## Data entries
________________

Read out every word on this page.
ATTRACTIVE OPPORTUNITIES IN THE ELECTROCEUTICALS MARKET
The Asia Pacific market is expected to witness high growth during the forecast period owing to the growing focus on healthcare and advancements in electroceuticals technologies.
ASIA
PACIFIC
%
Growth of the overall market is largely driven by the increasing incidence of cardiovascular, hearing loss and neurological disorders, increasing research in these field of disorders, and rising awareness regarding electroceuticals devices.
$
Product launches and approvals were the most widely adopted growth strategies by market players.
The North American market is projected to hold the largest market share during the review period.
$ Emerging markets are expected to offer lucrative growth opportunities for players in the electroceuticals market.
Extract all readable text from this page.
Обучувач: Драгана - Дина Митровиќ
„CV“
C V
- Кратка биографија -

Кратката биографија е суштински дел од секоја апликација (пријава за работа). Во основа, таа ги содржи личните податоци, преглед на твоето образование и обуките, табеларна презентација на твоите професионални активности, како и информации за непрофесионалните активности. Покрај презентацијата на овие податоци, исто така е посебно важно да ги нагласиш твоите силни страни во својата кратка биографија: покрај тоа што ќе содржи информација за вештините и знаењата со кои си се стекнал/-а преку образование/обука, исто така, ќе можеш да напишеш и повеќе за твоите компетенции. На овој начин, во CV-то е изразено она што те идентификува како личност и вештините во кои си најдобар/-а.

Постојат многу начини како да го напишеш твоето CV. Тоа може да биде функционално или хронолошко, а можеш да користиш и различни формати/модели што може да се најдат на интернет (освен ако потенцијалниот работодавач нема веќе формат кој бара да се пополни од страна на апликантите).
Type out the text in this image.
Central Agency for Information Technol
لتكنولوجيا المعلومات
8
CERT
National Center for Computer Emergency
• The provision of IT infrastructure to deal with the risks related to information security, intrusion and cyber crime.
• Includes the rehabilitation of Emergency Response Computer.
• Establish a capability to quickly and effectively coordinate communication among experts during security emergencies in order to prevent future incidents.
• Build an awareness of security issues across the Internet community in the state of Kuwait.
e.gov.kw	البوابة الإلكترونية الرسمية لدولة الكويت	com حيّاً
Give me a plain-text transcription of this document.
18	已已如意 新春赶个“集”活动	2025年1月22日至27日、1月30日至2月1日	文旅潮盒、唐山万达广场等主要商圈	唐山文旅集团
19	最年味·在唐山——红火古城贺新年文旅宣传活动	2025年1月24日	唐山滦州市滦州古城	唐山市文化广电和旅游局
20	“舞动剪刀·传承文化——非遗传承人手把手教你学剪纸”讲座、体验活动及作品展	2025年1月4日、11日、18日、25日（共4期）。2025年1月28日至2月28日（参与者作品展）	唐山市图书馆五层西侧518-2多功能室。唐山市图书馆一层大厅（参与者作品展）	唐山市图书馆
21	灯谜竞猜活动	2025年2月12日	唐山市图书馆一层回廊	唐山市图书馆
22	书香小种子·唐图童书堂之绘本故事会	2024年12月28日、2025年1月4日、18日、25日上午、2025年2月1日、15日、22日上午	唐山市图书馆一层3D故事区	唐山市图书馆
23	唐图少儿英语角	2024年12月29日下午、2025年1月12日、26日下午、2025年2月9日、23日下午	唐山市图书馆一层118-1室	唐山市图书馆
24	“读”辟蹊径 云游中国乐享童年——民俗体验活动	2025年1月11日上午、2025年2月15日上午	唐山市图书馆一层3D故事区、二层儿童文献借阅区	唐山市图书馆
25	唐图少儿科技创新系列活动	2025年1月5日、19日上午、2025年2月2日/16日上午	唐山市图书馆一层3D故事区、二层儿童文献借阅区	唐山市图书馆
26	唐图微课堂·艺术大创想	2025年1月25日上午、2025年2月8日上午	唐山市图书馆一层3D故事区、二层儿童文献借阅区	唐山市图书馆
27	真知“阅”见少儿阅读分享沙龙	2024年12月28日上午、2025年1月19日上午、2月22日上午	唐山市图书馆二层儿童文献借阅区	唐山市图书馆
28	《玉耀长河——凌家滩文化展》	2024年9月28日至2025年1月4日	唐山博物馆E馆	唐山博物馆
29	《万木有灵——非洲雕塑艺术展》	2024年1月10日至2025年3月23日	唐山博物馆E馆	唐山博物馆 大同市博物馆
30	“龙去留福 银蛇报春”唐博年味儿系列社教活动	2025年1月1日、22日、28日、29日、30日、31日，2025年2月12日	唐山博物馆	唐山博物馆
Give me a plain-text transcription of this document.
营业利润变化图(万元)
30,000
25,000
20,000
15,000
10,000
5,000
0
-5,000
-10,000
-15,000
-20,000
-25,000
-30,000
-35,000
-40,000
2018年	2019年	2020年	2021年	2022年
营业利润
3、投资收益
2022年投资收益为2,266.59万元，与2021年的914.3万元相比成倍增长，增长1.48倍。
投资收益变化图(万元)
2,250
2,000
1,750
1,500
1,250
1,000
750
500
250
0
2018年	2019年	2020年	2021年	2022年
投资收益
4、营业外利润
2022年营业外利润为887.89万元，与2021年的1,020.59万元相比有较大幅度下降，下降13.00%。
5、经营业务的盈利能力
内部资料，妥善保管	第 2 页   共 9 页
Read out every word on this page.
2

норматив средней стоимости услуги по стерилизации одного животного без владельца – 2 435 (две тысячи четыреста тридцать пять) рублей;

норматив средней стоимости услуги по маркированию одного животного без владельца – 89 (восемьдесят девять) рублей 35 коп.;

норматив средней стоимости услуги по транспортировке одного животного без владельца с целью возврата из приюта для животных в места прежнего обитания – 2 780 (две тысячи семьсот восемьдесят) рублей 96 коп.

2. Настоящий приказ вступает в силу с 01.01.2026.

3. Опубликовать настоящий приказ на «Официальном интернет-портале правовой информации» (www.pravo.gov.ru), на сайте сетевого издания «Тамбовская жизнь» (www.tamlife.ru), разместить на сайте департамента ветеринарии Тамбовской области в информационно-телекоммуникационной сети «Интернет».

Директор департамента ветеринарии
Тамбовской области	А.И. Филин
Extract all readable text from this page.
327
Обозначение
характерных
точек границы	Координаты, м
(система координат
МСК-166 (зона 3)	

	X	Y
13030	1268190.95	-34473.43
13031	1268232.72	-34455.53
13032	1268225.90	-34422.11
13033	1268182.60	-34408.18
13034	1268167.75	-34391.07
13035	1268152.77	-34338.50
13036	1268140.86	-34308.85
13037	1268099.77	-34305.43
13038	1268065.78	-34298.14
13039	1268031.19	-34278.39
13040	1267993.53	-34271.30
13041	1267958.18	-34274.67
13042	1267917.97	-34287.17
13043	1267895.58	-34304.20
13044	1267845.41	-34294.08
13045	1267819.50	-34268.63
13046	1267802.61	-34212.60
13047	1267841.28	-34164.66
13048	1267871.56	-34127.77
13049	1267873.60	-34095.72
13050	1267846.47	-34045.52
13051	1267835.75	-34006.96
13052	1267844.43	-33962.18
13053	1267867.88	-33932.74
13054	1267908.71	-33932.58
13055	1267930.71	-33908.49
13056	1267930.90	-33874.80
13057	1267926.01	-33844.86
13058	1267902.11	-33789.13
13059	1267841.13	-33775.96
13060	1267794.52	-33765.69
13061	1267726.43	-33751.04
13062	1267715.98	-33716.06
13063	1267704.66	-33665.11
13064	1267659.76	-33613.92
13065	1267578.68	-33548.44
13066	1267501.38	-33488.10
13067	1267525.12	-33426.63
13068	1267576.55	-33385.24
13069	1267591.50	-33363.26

________________

## Goal
State how many lines hold the word "唐山博物馆E馆". The number is the whole answer.

## Task result
2